• **Written problem**: In the listing below, identify each line with the word "annotation" and return those lines.

• **Records shown**:
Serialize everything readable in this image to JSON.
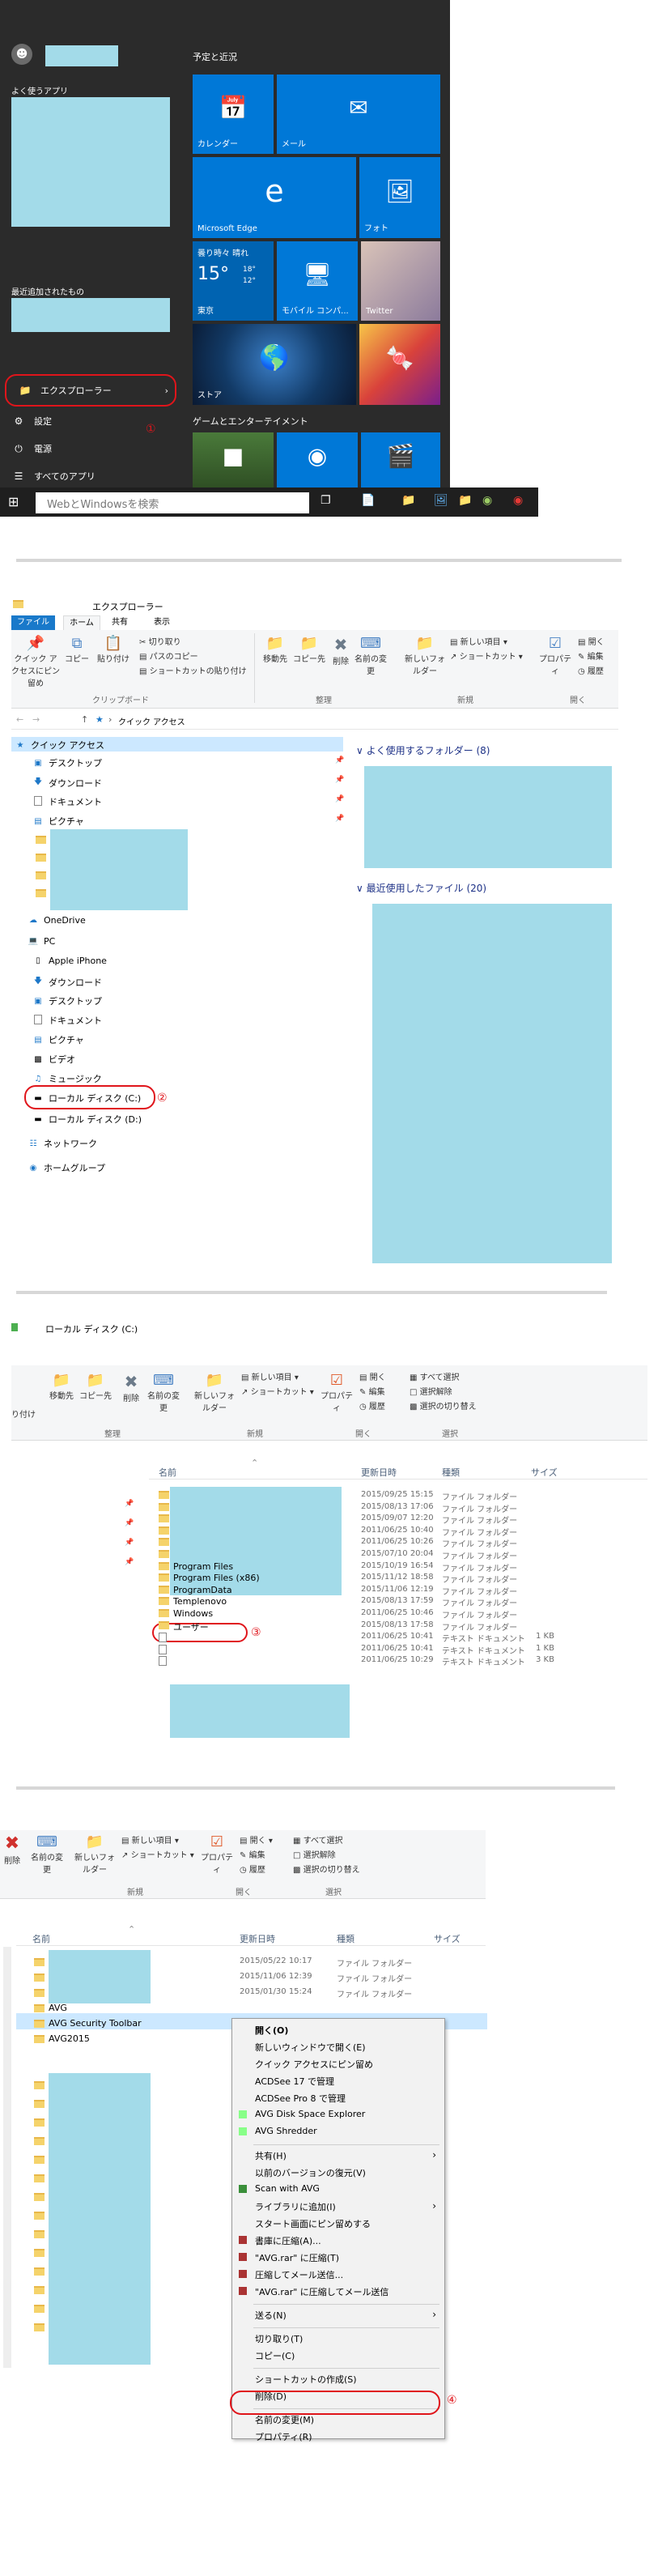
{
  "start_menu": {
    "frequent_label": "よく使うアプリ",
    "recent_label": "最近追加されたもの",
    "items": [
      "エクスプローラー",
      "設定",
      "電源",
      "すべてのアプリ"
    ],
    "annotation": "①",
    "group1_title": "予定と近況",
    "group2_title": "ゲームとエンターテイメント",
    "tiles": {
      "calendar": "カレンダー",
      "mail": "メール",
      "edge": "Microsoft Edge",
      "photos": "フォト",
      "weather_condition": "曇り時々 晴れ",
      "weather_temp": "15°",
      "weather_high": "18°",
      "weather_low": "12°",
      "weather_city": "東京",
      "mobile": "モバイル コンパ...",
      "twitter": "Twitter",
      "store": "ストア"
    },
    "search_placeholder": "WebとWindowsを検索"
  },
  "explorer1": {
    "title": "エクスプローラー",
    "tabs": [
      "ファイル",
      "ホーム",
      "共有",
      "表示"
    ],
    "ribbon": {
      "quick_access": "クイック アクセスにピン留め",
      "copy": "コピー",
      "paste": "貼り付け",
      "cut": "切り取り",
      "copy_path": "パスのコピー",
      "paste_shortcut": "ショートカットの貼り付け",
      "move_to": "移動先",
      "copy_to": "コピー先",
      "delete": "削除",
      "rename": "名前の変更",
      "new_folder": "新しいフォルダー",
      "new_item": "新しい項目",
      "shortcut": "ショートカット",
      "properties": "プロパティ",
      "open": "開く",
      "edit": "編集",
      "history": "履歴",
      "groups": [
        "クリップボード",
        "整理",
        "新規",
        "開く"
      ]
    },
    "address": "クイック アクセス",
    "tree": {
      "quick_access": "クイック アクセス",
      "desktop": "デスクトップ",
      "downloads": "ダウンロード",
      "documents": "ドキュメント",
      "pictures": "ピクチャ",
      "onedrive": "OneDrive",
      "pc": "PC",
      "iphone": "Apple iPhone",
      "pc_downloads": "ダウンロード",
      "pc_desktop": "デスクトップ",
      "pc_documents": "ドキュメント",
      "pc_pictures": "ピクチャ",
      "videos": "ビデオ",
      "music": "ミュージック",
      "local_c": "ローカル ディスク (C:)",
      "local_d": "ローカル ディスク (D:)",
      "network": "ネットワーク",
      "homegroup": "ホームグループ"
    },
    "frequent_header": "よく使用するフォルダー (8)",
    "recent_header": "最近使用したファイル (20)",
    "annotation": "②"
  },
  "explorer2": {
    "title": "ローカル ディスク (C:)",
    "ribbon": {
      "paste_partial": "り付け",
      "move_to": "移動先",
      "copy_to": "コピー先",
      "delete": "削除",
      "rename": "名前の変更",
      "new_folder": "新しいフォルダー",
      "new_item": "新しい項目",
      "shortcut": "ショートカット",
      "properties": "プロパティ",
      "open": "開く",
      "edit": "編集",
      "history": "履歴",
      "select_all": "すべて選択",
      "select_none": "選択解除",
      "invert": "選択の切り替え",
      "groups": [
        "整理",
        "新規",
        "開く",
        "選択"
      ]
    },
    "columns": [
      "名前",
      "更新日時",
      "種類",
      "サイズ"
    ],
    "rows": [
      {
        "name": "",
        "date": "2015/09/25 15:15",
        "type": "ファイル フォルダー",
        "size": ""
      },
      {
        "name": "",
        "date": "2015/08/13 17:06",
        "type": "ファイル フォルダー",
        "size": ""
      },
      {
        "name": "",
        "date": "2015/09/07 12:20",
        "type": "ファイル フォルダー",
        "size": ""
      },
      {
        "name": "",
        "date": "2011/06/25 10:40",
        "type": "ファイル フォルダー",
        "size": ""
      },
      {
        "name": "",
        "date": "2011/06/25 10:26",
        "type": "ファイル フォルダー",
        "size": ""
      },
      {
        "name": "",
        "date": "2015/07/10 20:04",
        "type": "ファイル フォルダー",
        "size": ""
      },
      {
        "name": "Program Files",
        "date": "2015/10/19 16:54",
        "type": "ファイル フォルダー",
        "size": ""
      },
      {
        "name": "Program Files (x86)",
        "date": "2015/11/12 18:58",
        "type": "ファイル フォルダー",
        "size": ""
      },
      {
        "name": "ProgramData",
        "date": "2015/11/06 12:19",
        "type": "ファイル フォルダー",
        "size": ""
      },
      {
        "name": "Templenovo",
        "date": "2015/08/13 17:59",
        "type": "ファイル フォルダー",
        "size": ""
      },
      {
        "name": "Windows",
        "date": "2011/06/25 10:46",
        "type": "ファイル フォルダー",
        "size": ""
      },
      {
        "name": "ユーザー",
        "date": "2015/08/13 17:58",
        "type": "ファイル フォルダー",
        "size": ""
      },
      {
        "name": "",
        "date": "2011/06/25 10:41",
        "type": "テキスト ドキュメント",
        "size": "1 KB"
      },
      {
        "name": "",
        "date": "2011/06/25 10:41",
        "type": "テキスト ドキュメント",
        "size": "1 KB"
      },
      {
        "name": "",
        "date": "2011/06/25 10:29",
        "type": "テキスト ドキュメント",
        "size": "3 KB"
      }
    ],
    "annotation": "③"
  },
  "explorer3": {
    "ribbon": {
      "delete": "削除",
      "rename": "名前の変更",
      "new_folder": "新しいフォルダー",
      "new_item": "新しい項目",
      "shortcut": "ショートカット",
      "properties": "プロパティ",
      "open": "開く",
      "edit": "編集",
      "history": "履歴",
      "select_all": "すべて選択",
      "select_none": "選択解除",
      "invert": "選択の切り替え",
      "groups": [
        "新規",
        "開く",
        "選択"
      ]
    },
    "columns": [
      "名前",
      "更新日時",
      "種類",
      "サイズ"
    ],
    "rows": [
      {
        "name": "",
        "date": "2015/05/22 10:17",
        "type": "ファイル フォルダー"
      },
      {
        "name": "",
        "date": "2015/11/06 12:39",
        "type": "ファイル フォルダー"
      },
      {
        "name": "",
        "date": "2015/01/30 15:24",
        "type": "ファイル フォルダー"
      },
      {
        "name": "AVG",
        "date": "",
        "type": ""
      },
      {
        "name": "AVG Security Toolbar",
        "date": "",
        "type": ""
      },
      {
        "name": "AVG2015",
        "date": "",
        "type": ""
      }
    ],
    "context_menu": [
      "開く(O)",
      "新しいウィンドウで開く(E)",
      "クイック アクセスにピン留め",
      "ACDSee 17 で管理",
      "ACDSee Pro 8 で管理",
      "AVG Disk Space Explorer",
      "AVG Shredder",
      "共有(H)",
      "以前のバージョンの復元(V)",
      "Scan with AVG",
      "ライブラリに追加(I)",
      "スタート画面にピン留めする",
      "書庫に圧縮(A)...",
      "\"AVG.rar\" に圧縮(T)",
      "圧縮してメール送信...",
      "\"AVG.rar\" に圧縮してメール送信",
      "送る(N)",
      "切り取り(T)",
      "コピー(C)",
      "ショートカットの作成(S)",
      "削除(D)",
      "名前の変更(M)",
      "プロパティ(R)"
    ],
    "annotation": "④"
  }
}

• **Solution to this problem**:
    "annotation": "①",
    "annotation": "②"
    "annotation": "③"
    "annotation": "④"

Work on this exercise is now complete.